YOUR OBJECTIVE:
Every entry must be copied word for word.

MATERIAL TO PROCESS:

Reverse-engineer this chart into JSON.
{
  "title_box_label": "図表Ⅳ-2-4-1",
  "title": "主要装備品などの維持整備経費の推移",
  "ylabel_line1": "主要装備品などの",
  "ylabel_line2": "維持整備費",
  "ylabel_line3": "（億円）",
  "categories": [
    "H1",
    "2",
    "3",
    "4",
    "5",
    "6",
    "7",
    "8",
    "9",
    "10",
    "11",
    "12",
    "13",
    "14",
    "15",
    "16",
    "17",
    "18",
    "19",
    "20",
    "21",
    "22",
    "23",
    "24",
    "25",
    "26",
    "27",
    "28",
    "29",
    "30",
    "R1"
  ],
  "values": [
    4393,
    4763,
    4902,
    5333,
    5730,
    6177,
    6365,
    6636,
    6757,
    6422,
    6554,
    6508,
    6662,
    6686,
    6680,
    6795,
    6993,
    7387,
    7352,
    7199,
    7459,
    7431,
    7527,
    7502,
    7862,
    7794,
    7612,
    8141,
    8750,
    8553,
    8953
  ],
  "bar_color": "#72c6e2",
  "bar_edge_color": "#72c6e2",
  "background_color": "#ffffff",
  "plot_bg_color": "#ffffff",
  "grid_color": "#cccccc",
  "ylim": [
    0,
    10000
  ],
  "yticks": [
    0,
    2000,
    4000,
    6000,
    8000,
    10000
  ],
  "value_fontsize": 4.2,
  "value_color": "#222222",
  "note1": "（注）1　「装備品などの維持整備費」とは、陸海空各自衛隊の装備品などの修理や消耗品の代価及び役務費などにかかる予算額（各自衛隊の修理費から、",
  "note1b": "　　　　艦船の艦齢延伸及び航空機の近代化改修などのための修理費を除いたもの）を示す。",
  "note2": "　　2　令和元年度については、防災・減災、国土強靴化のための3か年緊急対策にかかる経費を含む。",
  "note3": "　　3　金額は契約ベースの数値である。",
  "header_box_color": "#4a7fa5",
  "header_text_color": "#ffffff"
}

FINISHED EXERCISE:
Reverse-engineer this chart into JSON.
{
  "title_box_label": "図表Ⅳ-2-4-1",
  "title": "主要装備品などの維持整備経費の推移",
  "ylabel_line1": "主要装備品などの",
  "ylabel_line2": "維持整備費",
  "ylabel_line3": "（億円）",
  "categories": [
    "H1",
    "2",
    "3",
    "4",
    "5",
    "6",
    "7",
    "8",
    "9",
    "10",
    "11",
    "12",
    "13",
    "14",
    "15",
    "16",
    "17",
    "18",
    "19",
    "20",
    "21",
    "22",
    "23",
    "24",
    "25",
    "26",
    "27",
    "28",
    "29",
    "30",
    "R1"
  ],
  "values": [
    4393,
    4763,
    4902,
    5333,
    5730,
    6177,
    6365,
    6636,
    6757,
    6422,
    6554,
    6508,
    6662,
    6686,
    6680,
    6795,
    6993,
    7387,
    7352,
    7199,
    7459,
    7431,
    7527,
    7502,
    7862,
    7794,
    7612,
    8141,
    8750,
    8553,
    8953
  ],
  "bar_color": "#72c6e2",
  "bar_edge_color": "#72c6e2",
  "background_color": "#ffffff",
  "plot_bg_color": "#ffffff",
  "grid_color": "#cccccc",
  "ylim": [
    0,
    10000
  ],
  "yticks": [
    0,
    2000,
    4000,
    6000,
    8000,
    10000
  ],
  "value_fontsize": 4.2,
  "value_color": "#222222",
  "note1": "（注）1　「装備品などの維持整備費」とは、陸海空各自衛隊の装備品などの修理や消耗品の代価及び役務費などにかかる予算額（各自衛隊の修理費から、",
  "note1b": "　　　　艦船の艦齢延伸及び航空機の近代化改修などのための修理費を除いたもの）を示す。",
  "note2": "　　2　令和元年度については、防災・減災、国土強靴化のための3か年緊急対策にかかる経費を含む。",
  "note3": "　　3　金額は契約ベースの数値である。",
  "header_box_color": "#4a7fa5",
  "header_text_color": "#ffffff"
}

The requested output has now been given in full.